◆ **RECORDS SUPPLIED**:
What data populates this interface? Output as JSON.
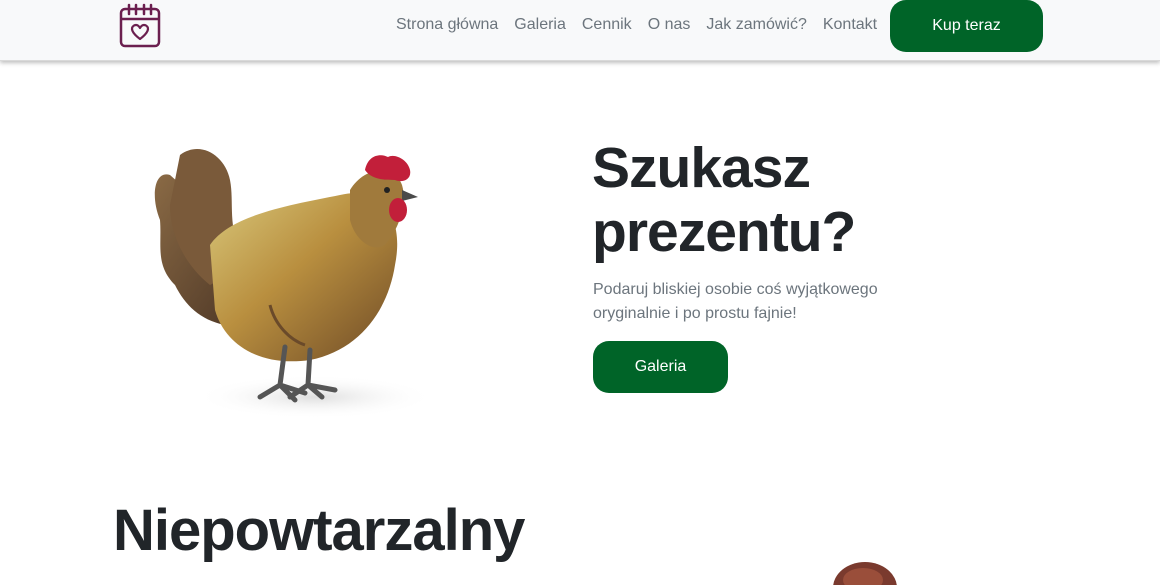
{
  "navbar": {
    "logo_icon": "calendar-heart-icon",
    "links": [
      {
        "label": "Strona główna"
      },
      {
        "label": "Galeria"
      },
      {
        "label": "Cennik"
      },
      {
        "label": "O nas"
      },
      {
        "label": "Jak zamówić?"
      },
      {
        "label": "Kontakt"
      }
    ],
    "cta_label": "Kup teraz"
  },
  "hero": {
    "image_icon": "rooster-image",
    "title": "Szukasz prezentu?",
    "text": "Podaruj bliskiej osobie coś wyjątkowego oryginalnie i po prostu fajnie!",
    "button_label": "Galeria"
  },
  "section2": {
    "title": "Niepowtarzalny",
    "title_continued": "",
    "image_icon": "hen-image"
  },
  "colors": {
    "accent": "#006428",
    "logo": "#6b1f4f",
    "nav_bg": "#f8f9fa",
    "muted_text": "#6c757d",
    "heading": "#212529"
  }
}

◆ **EXERCISE DESCRIPTION**: Repeat the material exactly as it reads, without any of its pictures.

◆ **THE RESPONSE**:
What data populates this interface? Output as JSON.
{
  "navbar": {
    "logo_icon": "calendar-heart-icon",
    "links": [
      {
        "label": "Strona główna"
      },
      {
        "label": "Galeria"
      },
      {
        "label": "Cennik"
      },
      {
        "label": "O nas"
      },
      {
        "label": "Jak zamówić?"
      },
      {
        "label": "Kontakt"
      }
    ],
    "cta_label": "Kup teraz"
  },
  "hero": {
    "image_icon": "rooster-image",
    "title": "Szukasz prezentu?",
    "text": "Podaruj bliskiej osobie coś wyjątkowego oryginalnie i po prostu fajnie!",
    "button_label": "Galeria"
  },
  "section2": {
    "title": "Niepowtarzalny",
    "title_continued": "",
    "image_icon": "hen-image"
  },
  "colors": {
    "accent": "#006428",
    "logo": "#6b1f4f",
    "nav_bg": "#f8f9fa",
    "muted_text": "#6c757d",
    "heading": "#212529"
  }
}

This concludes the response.